Below is a listing; write it out exactly and drop any images from it.

- **Rows from a figure dataset**:
--

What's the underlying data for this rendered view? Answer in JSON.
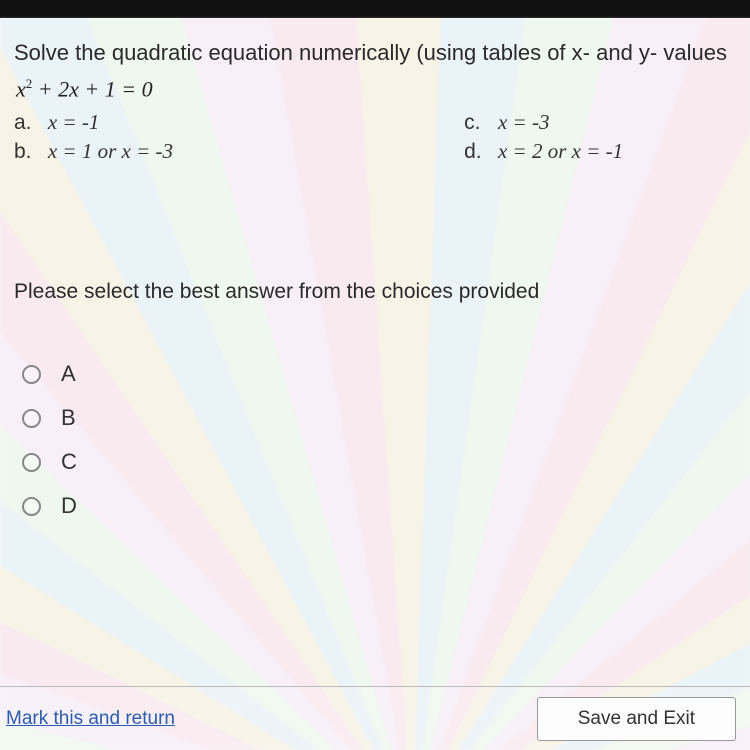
{
  "question": {
    "prompt": "Solve the quadratic equation numerically (using tables of x- and y- values",
    "equation_html": "x<sup>2</sup> + 2x + 1 = 0",
    "choices": {
      "a": {
        "label": "a.",
        "value": "x = -1"
      },
      "b": {
        "label": "b.",
        "value": "x = 1 or x = -3"
      },
      "c": {
        "label": "c.",
        "value": "x = -3"
      },
      "d": {
        "label": "d.",
        "value": "x = 2 or x = -1"
      }
    },
    "instruction": "Please select the best answer from the choices provided"
  },
  "radios": [
    {
      "label": "A"
    },
    {
      "label": "B"
    },
    {
      "label": "C"
    },
    {
      "label": "D"
    }
  ],
  "footer": {
    "mark_link": "Mark this and return",
    "save_button": "Save and Exit"
  },
  "colors": {
    "link": "#2a5db0",
    "text": "#2a2a2a",
    "border": "#999999"
  }
}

--

- **Answer to this exercise**:
What's the underlying data for this rendered view? Answer in JSON.
{
  "question": {
    "prompt": "Solve the quadratic equation numerically (using tables of x- and y- values",
    "equation_html": "x<sup>2</sup> + 2x + 1 = 0",
    "choices": {
      "a": {
        "label": "a.",
        "value": "x = -1"
      },
      "b": {
        "label": "b.",
        "value": "x = 1 or x = -3"
      },
      "c": {
        "label": "c.",
        "value": "x = -3"
      },
      "d": {
        "label": "d.",
        "value": "x = 2 or x = -1"
      }
    },
    "instruction": "Please select the best answer from the choices provided"
  },
  "radios": [
    {
      "label": "A"
    },
    {
      "label": "B"
    },
    {
      "label": "C"
    },
    {
      "label": "D"
    }
  ],
  "footer": {
    "mark_link": "Mark this and return",
    "save_button": "Save and Exit"
  },
  "colors": {
    "link": "#2a5db0",
    "text": "#2a2a2a",
    "border": "#999999"
  }
}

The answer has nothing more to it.